**Work to complete**
Count the lines below that contain the word "acted" and give only the number.

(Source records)
BEGIN
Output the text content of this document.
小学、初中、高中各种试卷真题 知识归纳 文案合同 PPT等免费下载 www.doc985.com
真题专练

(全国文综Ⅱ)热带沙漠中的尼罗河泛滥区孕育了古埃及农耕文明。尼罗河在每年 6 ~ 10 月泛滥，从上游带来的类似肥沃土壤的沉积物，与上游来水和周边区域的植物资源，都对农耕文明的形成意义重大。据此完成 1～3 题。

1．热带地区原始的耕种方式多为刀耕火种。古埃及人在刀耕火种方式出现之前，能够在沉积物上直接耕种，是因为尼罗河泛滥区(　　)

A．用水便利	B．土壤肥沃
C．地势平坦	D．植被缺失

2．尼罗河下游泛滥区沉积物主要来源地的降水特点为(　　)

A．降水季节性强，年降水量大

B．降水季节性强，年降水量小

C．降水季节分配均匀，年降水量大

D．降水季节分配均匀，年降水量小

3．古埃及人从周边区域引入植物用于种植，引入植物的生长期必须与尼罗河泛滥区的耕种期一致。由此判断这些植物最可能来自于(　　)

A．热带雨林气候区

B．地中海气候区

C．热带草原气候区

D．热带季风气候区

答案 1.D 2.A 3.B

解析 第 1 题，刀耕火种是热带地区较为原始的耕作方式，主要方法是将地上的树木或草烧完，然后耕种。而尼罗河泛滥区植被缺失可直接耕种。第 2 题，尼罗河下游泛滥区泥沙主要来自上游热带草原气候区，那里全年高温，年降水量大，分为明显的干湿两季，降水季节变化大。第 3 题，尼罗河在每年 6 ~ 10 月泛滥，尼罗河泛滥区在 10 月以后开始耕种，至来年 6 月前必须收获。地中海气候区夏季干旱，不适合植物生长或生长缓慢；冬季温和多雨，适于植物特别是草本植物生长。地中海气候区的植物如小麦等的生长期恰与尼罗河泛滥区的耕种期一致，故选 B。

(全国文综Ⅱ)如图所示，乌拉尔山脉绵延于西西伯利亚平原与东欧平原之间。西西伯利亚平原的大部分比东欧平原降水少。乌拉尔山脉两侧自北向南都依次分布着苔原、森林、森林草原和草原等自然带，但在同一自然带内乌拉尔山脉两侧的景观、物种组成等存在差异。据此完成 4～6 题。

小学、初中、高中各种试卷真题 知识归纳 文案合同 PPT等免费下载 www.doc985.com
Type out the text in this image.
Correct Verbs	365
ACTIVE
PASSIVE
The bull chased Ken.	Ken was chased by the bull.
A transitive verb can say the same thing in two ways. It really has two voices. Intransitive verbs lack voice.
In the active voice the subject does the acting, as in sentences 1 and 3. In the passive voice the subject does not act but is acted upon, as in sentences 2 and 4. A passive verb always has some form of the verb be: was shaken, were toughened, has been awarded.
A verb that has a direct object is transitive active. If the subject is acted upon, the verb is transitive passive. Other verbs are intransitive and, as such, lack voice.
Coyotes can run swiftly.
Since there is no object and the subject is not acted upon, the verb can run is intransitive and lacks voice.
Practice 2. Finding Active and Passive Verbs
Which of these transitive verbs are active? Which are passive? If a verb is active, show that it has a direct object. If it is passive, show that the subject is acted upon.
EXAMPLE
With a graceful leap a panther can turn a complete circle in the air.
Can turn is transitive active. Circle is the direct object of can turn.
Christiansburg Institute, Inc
END
**Result of the exercise**
4